:: STATED TASK ::
Copy out the lines below word for word, with every character unchanged.

:: GIVEN RECORDS ::
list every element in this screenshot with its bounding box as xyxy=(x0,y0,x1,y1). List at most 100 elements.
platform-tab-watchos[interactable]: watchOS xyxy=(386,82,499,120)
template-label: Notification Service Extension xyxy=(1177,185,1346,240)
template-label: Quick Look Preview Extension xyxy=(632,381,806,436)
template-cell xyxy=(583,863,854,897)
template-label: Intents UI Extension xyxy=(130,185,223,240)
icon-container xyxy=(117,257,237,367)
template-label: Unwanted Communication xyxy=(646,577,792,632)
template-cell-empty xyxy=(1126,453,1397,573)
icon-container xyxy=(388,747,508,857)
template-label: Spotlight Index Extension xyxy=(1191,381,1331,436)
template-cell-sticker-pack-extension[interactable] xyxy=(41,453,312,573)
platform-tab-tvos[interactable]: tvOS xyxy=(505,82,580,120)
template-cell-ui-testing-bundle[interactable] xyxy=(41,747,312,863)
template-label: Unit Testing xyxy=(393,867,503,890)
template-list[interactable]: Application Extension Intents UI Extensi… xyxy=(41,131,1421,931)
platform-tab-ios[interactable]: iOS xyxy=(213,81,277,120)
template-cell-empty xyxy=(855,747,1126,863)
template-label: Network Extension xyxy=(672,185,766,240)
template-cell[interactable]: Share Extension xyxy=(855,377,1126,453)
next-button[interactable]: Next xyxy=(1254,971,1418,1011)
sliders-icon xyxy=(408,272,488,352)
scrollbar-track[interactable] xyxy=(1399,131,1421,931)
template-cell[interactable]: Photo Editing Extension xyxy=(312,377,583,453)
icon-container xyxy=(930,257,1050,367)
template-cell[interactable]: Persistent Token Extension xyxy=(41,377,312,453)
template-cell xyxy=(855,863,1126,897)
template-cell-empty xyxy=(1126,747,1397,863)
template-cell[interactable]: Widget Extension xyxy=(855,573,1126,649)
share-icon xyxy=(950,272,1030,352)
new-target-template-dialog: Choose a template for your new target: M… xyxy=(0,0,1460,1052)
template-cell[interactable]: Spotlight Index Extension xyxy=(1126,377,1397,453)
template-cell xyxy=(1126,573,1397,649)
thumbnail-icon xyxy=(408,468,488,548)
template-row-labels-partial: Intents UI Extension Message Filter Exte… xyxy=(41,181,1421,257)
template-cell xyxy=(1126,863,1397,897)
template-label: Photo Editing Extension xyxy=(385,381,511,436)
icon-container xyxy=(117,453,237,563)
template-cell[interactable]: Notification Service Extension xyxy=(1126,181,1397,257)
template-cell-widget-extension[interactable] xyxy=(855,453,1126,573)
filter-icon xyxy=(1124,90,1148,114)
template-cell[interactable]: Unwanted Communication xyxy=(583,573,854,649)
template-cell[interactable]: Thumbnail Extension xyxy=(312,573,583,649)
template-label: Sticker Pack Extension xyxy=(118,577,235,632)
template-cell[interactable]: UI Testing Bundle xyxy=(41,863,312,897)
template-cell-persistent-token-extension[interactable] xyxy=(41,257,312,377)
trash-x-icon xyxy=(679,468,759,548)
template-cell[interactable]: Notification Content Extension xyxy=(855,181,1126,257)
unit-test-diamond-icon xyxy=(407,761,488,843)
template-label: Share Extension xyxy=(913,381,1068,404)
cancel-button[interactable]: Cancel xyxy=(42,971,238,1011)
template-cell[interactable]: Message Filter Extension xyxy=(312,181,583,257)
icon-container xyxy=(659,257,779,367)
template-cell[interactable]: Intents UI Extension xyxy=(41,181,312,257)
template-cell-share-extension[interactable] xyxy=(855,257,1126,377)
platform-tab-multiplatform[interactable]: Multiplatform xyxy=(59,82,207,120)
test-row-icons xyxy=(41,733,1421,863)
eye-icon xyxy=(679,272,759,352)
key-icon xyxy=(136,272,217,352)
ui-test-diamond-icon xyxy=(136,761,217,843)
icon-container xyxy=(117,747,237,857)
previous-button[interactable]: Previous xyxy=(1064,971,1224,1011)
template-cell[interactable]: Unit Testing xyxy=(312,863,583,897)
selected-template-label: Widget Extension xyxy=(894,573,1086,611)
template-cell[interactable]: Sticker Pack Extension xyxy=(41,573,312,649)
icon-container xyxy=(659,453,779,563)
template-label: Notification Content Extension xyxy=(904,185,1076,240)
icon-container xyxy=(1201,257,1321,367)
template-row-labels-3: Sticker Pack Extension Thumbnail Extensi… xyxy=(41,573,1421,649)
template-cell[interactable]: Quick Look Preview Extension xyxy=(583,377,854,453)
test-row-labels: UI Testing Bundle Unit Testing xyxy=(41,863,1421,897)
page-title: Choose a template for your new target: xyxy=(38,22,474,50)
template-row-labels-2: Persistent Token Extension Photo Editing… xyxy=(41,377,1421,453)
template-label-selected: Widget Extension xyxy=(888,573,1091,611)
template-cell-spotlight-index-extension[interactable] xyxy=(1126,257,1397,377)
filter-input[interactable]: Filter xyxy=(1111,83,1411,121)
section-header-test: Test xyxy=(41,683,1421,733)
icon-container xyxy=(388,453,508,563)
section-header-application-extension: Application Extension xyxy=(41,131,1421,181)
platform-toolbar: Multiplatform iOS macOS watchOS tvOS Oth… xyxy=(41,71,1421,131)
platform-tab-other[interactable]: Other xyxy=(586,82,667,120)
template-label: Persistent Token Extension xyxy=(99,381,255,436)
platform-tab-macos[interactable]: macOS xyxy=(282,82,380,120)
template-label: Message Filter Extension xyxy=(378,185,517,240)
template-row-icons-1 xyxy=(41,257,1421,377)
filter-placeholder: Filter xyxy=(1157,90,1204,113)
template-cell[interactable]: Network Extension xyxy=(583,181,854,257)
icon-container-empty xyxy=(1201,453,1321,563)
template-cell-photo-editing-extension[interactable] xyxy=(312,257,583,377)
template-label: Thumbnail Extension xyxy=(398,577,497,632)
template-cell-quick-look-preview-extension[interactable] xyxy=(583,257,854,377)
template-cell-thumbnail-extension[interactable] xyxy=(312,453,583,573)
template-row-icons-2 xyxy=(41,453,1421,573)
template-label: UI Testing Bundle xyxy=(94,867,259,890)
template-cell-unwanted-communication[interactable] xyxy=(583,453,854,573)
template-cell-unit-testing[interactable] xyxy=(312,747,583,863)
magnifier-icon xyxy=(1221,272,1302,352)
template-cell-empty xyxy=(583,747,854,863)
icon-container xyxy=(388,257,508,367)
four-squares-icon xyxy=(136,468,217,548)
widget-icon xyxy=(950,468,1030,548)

:: WRITTEN SOLUTION ::
list every element in this screenshot with its bounding box as xyxy=(x0,y0,x1,y1). List at most 100 elements.
platform-tab-watchos[interactable]: watchOS xyxy=(386,82,499,120)
template-label: Notification Service Extension xyxy=(1177,185,1346,240)
template-label: Quick Look Preview Extension xyxy=(632,381,806,436)
template-cell xyxy=(583,863,854,897)
template-label: Intents UI Extension xyxy=(130,185,223,240)
icon-container xyxy=(117,257,237,367)
template-label: Unwanted Communication xyxy=(646,577,792,632)
template-cell-empty xyxy=(1126,453,1397,573)
icon-container xyxy=(388,747,508,857)
template-label: Spotlight Index Extension xyxy=(1191,381,1331,436)
template-cell-sticker-pack-extension[interactable] xyxy=(41,453,312,573)
platform-tab-tvos[interactable]: tvOS xyxy=(505,82,580,120)
template-cell-ui-testing-bundle[interactable] xyxy=(41,747,312,863)
template-label: Unit Testing xyxy=(393,867,503,890)
template-list[interactable]: Application Extension Intents UI Extensi… xyxy=(41,131,1421,931)
platform-tab-ios[interactable]: iOS xyxy=(213,81,277,120)
template-cell-empty xyxy=(855,747,1126,863)
template-label: Network Extension xyxy=(672,185,766,240)
template-cell[interactable]: Share Extension xyxy=(855,377,1126,453)
next-button[interactable]: Next xyxy=(1254,971,1418,1011)
sliders-icon xyxy=(408,272,488,352)
scrollbar-track[interactable] xyxy=(1399,131,1421,931)
template-cell[interactable]: Photo Editing Extension xyxy=(312,377,583,453)
icon-container xyxy=(930,257,1050,367)
template-cell[interactable]: Persistent Token Extension xyxy=(41,377,312,453)
template-cell xyxy=(855,863,1126,897)
template-cell-empty xyxy=(1126,747,1397,863)
template-cell[interactable]: Widget Extension xyxy=(855,573,1126,649)
share-icon xyxy=(950,272,1030,352)
new-target-template-dialog: Choose a template for your new target: M… xyxy=(0,0,1460,1052)
template-cell[interactable]: Spotlight Index Extension xyxy=(1126,377,1397,453)
template-cell xyxy=(1126,573,1397,649)
thumbnail-icon xyxy=(408,468,488,548)
template-row-labels-partial: Intents UI Extension Message Filter Exte… xyxy=(41,181,1421,257)
template-cell xyxy=(1126,863,1397,897)
template-label: Photo Editing Extension xyxy=(385,381,511,436)
icon-container xyxy=(117,453,237,563)
template-cell[interactable]: Notification Service Extension xyxy=(1126,181,1397,257)
template-cell-widget-extension[interactable] xyxy=(855,453,1126,573)
filter-icon xyxy=(1124,90,1148,114)
template-cell[interactable]: Unwanted Communication xyxy=(583,573,854,649)
template-cell[interactable]: Thumbnail Extension xyxy=(312,573,583,649)
template-label: Sticker Pack Extension xyxy=(118,577,235,632)
template-cell[interactable]: UI Testing Bundle xyxy=(41,863,312,897)
template-cell-persistent-token-extension[interactable] xyxy=(41,257,312,377)
trash-x-icon xyxy=(679,468,759,548)
template-cell[interactable]: Notification Content Extension xyxy=(855,181,1126,257)
unit-test-diamond-icon xyxy=(407,761,488,843)
template-label: Share Extension xyxy=(913,381,1068,404)
cancel-button[interactable]: Cancel xyxy=(42,971,238,1011)
template-cell[interactable]: Message Filter Extension xyxy=(312,181,583,257)
icon-container xyxy=(659,257,779,367)
template-cell[interactable]: Intents UI Extension xyxy=(41,181,312,257)
template-cell-share-extension[interactable] xyxy=(855,257,1126,377)
platform-tab-multiplatform[interactable]: Multiplatform xyxy=(59,82,207,120)
test-row-icons xyxy=(41,733,1421,863)
eye-icon xyxy=(679,272,759,352)
key-icon xyxy=(136,272,217,352)
ui-test-diamond-icon xyxy=(136,761,217,843)
icon-container xyxy=(117,747,237,857)
previous-button[interactable]: Previous xyxy=(1064,971,1224,1011)
template-cell[interactable]: Unit Testing xyxy=(312,863,583,897)
selected-template-label: Widget Extension xyxy=(894,573,1086,611)
template-cell[interactable]: Sticker Pack Extension xyxy=(41,573,312,649)
icon-container xyxy=(659,453,779,563)
template-label: Notification Content Extension xyxy=(904,185,1076,240)
icon-container xyxy=(1201,257,1321,367)
template-row-labels-3: Sticker Pack Extension Thumbnail Extensi… xyxy=(41,573,1421,649)
template-cell[interactable]: Quick Look Preview Extension xyxy=(583,377,854,453)
test-row-labels: UI Testing Bundle Unit Testing xyxy=(41,863,1421,897)
page-title: Choose a template for your new target: xyxy=(38,22,474,50)
template-row-labels-2: Persistent Token Extension Photo Editing… xyxy=(41,377,1421,453)
template-label-selected: Widget Extension xyxy=(888,573,1091,611)
template-cell-spotlight-index-extension[interactable] xyxy=(1126,257,1397,377)
filter-input[interactable]: Filter xyxy=(1111,83,1411,121)
section-header-test: Test xyxy=(41,683,1421,733)
icon-container xyxy=(388,453,508,563)
section-header-application-extension: Application Extension xyxy=(41,131,1421,181)
platform-toolbar: Multiplatform iOS macOS watchOS tvOS Oth… xyxy=(41,71,1421,131)
platform-tab-other[interactable]: Other xyxy=(586,82,667,120)
template-label: Persistent Token Extension xyxy=(99,381,255,436)
platform-tab-macos[interactable]: macOS xyxy=(282,82,380,120)
template-label: Message Filter Extension xyxy=(378,185,517,240)
template-row-icons-1 xyxy=(41,257,1421,377)
filter-placeholder: Filter xyxy=(1157,90,1204,113)
template-cell[interactable]: Network Extension xyxy=(583,181,854,257)
icon-container-empty xyxy=(1201,453,1321,563)
template-cell-photo-editing-extension[interactable] xyxy=(312,257,583,377)
template-label: Thumbnail Extension xyxy=(398,577,497,632)
template-cell-quick-look-preview-extension[interactable] xyxy=(583,257,854,377)
template-cell-thumbnail-extension[interactable] xyxy=(312,453,583,573)
template-row-icons-2 xyxy=(41,453,1421,573)
template-label: UI Testing Bundle xyxy=(94,867,259,890)
template-cell-unwanted-communication[interactable] xyxy=(583,453,854,573)
template-cell-unit-testing[interactable] xyxy=(312,747,583,863)
magnifier-icon xyxy=(1221,272,1302,352)
template-cell-empty xyxy=(583,747,854,863)
icon-container xyxy=(388,257,508,367)
four-squares-icon xyxy=(136,468,217,548)
widget-icon xyxy=(950,468,1030,548)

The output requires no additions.